──────── Material supplied

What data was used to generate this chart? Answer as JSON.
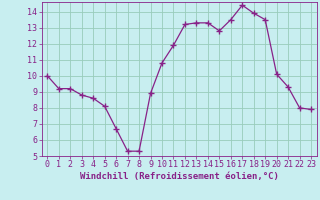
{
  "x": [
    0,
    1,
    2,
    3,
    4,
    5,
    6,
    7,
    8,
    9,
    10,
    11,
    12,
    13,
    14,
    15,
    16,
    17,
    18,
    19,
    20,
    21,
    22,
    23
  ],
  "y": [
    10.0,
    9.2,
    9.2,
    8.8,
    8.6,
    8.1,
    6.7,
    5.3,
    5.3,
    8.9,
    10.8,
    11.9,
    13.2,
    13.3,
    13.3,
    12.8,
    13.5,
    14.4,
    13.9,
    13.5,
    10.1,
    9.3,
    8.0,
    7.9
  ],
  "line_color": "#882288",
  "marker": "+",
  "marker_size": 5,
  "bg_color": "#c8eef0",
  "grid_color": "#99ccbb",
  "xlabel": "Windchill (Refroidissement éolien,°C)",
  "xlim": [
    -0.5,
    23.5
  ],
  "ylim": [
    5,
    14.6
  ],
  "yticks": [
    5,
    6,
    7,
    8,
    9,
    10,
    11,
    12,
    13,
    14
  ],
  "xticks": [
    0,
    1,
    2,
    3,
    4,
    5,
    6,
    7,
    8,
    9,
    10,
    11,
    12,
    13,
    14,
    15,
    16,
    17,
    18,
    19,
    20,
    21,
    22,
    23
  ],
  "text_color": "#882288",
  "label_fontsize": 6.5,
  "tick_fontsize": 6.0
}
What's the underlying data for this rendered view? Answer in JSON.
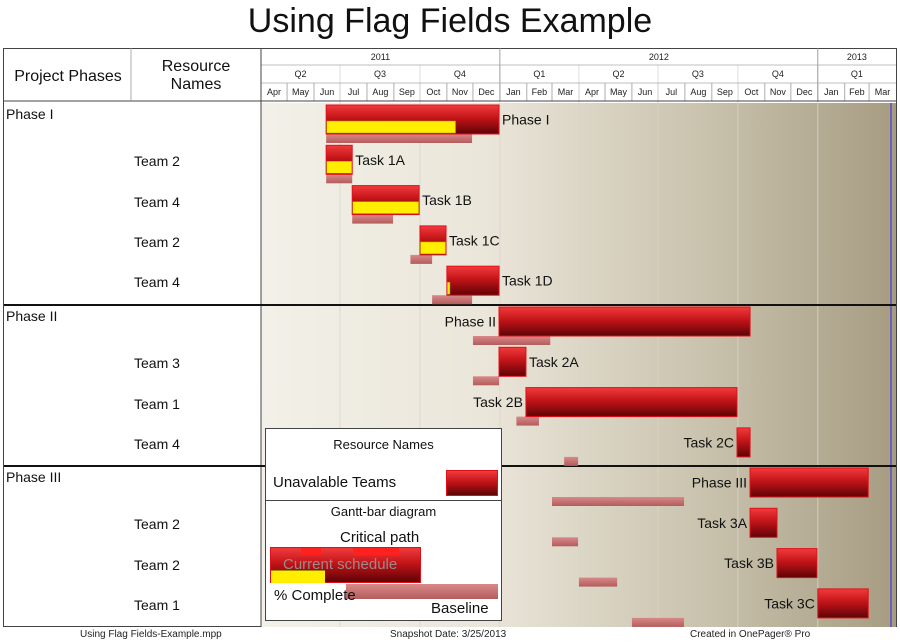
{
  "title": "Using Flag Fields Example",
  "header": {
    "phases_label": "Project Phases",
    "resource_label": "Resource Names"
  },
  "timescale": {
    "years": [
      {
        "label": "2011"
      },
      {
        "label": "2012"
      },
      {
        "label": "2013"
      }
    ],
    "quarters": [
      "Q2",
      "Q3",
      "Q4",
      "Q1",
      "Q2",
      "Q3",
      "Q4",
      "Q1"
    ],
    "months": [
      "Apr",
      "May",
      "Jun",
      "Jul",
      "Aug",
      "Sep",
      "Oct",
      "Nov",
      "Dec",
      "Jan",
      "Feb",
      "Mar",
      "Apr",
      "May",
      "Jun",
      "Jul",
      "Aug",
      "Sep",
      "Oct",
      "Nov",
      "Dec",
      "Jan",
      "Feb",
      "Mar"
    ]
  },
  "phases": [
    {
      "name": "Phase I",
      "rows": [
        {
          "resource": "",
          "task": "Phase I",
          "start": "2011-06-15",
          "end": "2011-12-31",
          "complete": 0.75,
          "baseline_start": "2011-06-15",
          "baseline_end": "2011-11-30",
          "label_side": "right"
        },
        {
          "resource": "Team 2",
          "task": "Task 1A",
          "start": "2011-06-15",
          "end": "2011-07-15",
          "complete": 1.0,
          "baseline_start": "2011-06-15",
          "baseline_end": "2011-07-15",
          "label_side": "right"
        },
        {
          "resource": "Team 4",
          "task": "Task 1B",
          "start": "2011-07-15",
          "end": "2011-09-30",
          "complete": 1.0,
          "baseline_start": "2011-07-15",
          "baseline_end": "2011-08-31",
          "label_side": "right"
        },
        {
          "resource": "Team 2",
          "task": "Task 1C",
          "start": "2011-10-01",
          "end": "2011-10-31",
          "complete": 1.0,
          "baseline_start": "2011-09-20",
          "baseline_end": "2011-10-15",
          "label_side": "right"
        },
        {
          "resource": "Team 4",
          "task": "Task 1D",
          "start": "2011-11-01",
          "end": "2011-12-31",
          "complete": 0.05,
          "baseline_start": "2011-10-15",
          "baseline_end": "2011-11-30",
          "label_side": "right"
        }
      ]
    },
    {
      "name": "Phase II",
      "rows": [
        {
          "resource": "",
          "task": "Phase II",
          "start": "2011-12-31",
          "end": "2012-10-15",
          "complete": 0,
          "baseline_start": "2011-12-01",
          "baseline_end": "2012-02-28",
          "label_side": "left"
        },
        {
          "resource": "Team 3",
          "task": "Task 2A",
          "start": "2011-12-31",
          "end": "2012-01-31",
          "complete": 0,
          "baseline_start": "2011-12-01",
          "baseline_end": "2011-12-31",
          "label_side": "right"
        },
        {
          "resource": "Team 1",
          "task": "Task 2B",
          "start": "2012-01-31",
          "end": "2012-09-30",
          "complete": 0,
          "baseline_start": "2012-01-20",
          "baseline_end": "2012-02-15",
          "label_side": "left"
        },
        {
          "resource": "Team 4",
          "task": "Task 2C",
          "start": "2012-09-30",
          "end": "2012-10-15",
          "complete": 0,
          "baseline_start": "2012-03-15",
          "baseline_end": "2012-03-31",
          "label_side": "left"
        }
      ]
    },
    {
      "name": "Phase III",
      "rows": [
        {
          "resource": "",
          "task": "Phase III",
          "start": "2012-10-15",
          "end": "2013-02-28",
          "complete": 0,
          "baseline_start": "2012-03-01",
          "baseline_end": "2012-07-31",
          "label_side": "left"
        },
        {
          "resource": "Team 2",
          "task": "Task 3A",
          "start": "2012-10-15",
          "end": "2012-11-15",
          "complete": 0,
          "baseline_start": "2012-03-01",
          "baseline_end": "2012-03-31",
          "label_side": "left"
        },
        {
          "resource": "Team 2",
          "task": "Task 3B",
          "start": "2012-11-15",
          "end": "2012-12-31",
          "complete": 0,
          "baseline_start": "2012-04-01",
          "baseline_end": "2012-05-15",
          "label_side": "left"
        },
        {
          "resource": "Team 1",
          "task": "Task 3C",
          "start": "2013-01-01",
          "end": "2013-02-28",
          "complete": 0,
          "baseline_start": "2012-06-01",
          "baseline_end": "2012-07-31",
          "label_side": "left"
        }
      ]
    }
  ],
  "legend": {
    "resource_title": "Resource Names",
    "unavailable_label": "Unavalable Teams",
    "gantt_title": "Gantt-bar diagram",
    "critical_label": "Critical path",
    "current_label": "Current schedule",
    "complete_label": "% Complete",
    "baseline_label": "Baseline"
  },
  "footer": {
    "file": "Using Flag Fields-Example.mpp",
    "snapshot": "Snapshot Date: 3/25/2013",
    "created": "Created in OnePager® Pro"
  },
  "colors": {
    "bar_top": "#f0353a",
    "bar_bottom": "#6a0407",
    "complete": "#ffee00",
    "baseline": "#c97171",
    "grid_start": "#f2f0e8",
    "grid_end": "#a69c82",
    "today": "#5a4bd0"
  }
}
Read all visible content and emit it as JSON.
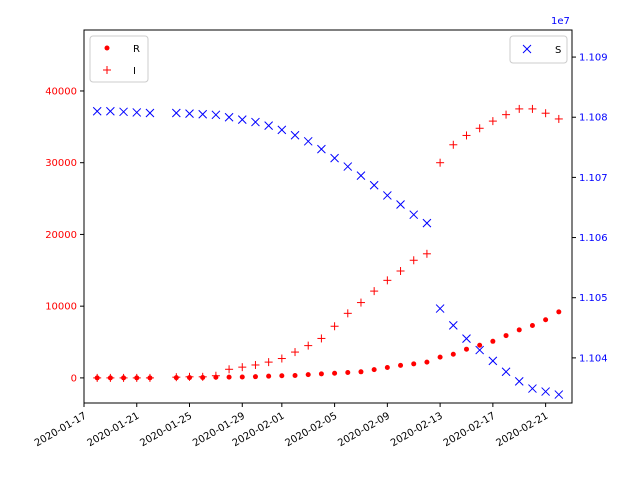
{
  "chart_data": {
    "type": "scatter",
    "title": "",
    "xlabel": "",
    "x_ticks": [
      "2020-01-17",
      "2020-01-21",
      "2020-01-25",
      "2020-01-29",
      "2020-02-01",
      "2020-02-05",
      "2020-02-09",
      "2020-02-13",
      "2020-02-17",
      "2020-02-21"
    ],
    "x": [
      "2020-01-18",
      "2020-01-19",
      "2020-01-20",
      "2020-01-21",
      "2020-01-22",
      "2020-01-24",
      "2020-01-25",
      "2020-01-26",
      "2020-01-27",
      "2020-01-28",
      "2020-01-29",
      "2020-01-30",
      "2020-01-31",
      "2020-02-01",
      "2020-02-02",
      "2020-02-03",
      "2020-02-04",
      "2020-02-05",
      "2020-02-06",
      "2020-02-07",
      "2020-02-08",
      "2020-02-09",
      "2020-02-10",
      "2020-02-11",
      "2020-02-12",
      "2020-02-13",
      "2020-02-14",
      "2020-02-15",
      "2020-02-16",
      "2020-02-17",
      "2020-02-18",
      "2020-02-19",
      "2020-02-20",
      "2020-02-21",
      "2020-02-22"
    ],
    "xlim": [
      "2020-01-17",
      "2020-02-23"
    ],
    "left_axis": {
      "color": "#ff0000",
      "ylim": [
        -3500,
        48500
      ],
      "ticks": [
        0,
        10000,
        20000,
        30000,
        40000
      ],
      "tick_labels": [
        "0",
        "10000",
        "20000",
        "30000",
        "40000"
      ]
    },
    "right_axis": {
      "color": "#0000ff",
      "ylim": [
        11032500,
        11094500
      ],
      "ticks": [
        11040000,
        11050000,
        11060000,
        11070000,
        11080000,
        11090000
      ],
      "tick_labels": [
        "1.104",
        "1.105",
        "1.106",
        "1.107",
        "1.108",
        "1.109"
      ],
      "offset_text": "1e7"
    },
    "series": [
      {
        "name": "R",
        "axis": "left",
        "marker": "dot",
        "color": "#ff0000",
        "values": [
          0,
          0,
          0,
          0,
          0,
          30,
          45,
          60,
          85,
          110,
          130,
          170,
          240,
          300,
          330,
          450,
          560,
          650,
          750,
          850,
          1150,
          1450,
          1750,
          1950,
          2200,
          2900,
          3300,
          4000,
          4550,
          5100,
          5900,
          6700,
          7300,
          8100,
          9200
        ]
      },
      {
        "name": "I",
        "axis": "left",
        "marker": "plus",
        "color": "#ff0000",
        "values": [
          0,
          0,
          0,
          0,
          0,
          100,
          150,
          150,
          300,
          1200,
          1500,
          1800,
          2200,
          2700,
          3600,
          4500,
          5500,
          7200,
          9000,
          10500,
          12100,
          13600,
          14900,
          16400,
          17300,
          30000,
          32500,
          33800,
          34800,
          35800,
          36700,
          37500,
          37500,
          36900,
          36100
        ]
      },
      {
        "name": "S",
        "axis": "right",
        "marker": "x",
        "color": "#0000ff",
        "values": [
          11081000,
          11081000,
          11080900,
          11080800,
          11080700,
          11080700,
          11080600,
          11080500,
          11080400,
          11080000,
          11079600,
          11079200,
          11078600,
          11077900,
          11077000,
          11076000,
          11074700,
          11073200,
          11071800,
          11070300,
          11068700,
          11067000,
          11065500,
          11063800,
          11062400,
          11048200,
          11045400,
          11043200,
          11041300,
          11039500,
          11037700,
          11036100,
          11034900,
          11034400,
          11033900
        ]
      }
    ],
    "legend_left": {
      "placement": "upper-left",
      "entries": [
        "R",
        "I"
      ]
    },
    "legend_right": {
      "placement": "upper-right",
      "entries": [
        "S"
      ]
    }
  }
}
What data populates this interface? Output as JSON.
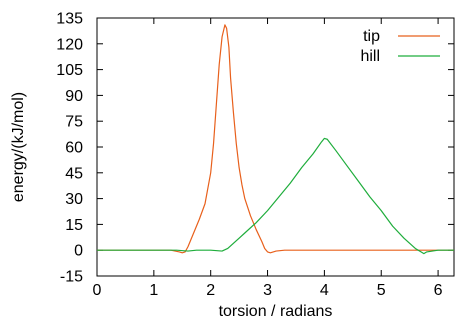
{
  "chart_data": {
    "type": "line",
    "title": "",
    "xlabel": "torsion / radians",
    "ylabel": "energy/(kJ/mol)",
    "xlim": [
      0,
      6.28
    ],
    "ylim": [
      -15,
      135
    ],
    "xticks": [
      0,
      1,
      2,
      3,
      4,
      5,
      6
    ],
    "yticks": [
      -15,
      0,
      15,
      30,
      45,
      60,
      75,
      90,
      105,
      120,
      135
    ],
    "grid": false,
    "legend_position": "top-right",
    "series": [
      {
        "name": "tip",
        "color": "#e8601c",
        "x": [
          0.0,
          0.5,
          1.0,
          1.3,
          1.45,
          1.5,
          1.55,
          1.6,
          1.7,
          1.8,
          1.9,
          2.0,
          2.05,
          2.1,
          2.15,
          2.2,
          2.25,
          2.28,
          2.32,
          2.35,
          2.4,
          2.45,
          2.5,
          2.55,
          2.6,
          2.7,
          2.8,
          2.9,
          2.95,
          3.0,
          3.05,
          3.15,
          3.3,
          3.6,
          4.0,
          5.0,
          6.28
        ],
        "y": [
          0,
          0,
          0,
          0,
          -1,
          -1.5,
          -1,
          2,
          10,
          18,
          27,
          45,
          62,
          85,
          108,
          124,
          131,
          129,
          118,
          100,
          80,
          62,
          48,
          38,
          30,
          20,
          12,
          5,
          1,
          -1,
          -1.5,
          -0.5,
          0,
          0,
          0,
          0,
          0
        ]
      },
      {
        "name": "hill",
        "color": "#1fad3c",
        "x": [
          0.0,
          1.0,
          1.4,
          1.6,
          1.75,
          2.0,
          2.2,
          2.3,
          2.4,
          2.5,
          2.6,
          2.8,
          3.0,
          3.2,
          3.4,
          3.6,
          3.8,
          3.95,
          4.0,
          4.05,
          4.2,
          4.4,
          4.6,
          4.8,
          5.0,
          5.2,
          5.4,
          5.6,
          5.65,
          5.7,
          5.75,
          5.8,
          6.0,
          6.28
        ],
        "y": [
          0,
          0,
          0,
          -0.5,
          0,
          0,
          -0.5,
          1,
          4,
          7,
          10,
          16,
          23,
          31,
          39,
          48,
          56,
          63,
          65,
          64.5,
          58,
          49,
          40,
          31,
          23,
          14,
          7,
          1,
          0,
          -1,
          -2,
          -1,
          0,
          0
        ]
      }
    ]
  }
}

────────────────

(Task requirements) Return each line of the data that contains the string "What".

(Full solution)
What data was used to generate this chart? Answer as JSON.
What's the underlying data for this rendered view? Answer in JSON.
What data populates this interface? Output as JSON.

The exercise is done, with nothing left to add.